--- start ---

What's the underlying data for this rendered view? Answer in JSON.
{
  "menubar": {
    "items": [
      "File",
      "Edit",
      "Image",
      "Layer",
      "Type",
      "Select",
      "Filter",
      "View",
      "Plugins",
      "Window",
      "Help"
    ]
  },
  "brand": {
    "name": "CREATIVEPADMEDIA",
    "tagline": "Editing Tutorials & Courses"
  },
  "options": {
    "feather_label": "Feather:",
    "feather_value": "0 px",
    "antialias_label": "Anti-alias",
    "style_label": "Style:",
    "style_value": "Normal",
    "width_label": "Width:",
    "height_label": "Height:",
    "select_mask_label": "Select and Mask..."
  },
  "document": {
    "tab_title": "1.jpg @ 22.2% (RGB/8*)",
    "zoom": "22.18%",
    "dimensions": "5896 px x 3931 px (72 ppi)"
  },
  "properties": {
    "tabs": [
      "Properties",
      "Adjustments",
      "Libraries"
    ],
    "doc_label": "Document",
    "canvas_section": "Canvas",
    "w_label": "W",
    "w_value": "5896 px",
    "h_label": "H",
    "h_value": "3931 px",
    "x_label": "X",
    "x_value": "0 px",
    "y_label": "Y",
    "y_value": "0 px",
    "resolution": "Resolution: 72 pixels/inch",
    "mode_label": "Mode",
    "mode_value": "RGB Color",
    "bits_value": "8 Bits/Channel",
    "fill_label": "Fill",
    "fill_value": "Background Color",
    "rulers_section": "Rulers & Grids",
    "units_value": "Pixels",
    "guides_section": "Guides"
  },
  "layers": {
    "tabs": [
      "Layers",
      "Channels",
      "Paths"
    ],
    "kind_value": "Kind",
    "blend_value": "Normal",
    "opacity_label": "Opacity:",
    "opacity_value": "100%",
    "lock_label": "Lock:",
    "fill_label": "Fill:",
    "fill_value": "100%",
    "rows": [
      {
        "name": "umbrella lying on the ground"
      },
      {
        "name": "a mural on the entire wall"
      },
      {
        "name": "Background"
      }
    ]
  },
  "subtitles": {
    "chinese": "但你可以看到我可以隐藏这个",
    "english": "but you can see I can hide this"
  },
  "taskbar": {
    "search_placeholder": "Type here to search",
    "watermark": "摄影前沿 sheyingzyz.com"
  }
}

--- end ---
--- start ---

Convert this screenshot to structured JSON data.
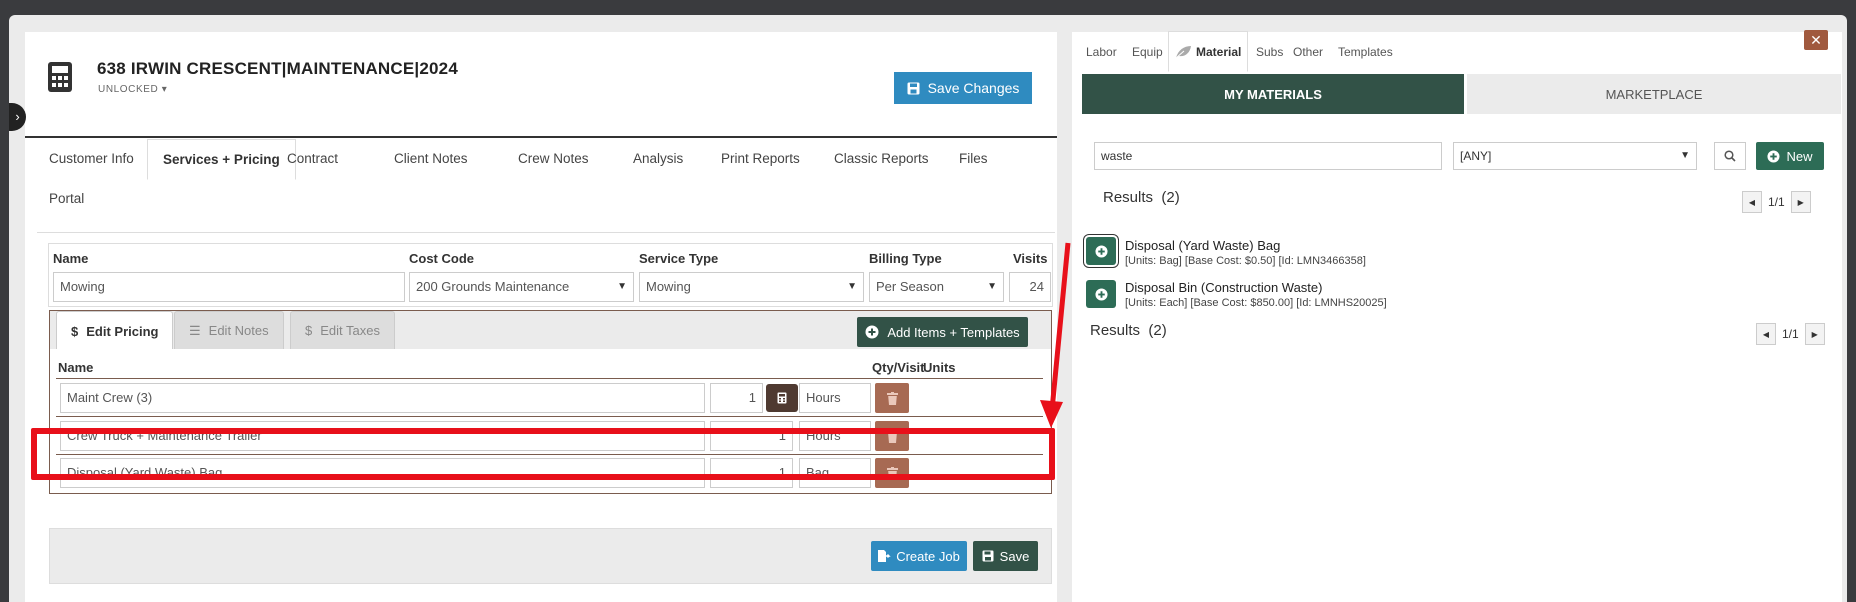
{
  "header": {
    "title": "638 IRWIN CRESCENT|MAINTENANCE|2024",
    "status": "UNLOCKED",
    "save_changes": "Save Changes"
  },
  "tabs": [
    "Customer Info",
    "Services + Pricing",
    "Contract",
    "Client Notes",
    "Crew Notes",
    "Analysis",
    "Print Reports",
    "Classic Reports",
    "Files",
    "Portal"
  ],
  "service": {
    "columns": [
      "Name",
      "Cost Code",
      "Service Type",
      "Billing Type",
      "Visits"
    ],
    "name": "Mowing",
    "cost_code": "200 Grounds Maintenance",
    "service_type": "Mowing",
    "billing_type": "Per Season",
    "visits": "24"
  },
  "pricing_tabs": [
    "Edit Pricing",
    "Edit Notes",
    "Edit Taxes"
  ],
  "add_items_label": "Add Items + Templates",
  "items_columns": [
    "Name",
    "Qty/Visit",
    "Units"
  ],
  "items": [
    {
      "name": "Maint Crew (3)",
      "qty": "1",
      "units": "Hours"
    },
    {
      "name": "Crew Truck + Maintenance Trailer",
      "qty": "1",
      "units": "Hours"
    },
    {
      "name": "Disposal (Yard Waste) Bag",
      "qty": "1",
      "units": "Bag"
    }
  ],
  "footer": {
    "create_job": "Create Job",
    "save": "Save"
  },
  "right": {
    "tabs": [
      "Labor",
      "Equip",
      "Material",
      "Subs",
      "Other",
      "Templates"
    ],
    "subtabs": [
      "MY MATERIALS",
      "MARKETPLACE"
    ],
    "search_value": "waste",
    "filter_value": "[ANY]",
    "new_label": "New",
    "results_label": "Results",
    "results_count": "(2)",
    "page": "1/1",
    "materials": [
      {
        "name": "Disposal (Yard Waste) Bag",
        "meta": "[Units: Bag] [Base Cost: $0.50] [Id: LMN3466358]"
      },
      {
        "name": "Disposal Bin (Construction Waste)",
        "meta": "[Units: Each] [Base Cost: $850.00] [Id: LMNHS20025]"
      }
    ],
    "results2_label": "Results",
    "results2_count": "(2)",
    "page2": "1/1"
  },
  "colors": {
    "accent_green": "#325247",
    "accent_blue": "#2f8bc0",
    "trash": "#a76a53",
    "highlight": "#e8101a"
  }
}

--- end ---

Check every line of the listing for the string "data" and report how many lines have it, as a number alone.

2